The problem —
Find the string "mantissa" in the listing and report every line that has it.
** start Provided records **
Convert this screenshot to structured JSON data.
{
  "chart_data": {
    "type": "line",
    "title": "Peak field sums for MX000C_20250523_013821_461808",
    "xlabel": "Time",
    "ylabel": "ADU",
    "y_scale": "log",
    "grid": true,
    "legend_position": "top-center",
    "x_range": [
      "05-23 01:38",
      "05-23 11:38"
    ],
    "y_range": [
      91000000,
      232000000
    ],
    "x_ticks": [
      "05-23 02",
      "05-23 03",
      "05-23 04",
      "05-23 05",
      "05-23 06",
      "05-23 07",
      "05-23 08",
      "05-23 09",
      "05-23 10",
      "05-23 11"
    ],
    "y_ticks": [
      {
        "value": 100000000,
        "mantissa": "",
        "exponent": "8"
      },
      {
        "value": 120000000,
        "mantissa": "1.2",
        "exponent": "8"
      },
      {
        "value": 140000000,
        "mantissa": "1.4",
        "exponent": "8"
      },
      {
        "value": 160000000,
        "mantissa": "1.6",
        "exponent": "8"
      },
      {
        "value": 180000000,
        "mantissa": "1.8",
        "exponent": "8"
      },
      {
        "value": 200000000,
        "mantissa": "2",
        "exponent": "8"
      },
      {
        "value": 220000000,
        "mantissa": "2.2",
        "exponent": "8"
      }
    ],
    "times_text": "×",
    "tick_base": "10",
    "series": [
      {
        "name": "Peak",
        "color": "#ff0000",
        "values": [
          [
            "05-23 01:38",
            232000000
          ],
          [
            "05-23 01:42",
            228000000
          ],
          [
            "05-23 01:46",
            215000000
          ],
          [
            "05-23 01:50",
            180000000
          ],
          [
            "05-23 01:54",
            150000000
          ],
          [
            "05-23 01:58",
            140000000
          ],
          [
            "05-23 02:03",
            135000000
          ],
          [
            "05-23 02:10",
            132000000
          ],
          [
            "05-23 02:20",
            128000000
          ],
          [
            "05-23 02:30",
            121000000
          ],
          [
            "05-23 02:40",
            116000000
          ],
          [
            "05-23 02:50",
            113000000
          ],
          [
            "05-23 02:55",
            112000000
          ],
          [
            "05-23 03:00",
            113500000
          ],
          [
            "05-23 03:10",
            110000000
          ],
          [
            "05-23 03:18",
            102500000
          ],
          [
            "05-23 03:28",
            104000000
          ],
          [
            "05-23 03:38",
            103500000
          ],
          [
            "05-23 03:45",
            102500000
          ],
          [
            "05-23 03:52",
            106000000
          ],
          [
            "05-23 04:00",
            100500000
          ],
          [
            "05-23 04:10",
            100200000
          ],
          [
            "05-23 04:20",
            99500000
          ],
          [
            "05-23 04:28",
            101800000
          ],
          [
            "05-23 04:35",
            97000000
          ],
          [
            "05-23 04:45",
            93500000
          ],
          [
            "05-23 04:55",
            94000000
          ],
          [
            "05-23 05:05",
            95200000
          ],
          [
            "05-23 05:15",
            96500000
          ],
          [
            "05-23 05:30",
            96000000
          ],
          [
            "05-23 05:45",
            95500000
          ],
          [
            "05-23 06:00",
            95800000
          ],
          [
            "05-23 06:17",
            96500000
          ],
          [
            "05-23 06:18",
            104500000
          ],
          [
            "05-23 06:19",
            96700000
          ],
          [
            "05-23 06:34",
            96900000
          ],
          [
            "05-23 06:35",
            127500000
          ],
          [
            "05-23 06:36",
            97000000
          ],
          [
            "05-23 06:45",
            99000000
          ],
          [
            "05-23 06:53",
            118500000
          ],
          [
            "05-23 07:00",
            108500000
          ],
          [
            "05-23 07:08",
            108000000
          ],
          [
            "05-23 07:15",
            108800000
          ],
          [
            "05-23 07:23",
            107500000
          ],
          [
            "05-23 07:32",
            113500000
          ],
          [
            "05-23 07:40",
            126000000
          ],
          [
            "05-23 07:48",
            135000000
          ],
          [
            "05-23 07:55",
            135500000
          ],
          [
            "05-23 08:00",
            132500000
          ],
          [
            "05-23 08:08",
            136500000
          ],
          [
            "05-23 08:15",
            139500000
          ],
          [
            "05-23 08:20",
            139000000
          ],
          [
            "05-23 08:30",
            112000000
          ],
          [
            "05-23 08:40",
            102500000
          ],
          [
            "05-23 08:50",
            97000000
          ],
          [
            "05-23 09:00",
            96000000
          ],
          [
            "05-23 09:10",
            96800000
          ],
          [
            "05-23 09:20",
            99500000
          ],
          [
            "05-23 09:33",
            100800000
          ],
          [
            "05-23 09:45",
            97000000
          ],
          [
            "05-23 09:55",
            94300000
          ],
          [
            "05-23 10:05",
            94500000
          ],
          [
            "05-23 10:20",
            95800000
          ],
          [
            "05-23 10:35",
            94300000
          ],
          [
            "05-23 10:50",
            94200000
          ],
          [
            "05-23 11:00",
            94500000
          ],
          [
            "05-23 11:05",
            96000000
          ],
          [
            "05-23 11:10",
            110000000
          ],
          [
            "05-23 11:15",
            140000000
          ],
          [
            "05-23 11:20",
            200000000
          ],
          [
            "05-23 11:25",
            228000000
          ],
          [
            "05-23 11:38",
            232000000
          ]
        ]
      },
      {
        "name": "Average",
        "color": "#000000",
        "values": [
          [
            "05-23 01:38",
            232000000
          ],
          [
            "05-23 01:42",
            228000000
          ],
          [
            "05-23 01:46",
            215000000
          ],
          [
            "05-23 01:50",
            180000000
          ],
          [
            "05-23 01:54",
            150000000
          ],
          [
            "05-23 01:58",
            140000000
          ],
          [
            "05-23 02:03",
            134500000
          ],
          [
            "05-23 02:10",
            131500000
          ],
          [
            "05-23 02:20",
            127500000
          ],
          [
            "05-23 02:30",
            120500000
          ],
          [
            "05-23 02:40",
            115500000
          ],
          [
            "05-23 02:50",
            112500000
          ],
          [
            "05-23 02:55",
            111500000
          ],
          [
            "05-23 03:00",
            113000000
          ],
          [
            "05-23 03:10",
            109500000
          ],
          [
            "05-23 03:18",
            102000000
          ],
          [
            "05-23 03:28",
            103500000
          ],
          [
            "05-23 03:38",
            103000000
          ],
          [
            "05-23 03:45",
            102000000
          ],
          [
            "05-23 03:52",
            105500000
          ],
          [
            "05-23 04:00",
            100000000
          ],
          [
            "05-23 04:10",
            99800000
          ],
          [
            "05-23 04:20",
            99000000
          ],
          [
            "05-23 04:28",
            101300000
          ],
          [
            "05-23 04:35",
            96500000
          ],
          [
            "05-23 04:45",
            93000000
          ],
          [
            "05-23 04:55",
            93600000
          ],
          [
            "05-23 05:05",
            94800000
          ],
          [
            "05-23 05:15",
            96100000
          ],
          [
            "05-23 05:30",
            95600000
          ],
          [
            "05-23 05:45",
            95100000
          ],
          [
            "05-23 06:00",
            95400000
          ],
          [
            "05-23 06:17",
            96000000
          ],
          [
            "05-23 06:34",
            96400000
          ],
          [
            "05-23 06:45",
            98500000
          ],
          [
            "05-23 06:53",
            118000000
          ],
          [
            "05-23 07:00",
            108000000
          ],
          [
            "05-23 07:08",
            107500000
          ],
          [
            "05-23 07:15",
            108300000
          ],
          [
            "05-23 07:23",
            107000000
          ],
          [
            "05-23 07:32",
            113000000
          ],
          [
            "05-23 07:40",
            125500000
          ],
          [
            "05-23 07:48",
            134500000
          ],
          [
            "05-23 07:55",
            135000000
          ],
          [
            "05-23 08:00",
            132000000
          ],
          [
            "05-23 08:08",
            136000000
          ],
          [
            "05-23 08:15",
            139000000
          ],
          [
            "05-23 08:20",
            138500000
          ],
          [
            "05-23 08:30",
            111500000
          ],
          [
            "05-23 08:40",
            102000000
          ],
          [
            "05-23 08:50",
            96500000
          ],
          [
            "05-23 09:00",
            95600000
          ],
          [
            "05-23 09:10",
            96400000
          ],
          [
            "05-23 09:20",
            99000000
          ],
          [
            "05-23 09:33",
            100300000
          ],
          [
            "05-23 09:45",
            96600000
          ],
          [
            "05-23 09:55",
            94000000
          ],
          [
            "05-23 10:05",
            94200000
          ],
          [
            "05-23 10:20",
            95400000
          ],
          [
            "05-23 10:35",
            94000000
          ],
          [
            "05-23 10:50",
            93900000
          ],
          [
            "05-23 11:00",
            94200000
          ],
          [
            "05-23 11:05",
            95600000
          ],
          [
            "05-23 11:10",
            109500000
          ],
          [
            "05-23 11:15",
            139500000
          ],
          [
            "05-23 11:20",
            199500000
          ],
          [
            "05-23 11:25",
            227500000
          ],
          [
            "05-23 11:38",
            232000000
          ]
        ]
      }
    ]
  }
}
** end Provided records **
Task response —
        "mantissa": "",
        "mantissa": "1.2",
        "mantissa": "1.4",
        "mantissa": "1.6",
        "mantissa": "1.8",
        "mantissa": "2",
        "mantissa": "2.2",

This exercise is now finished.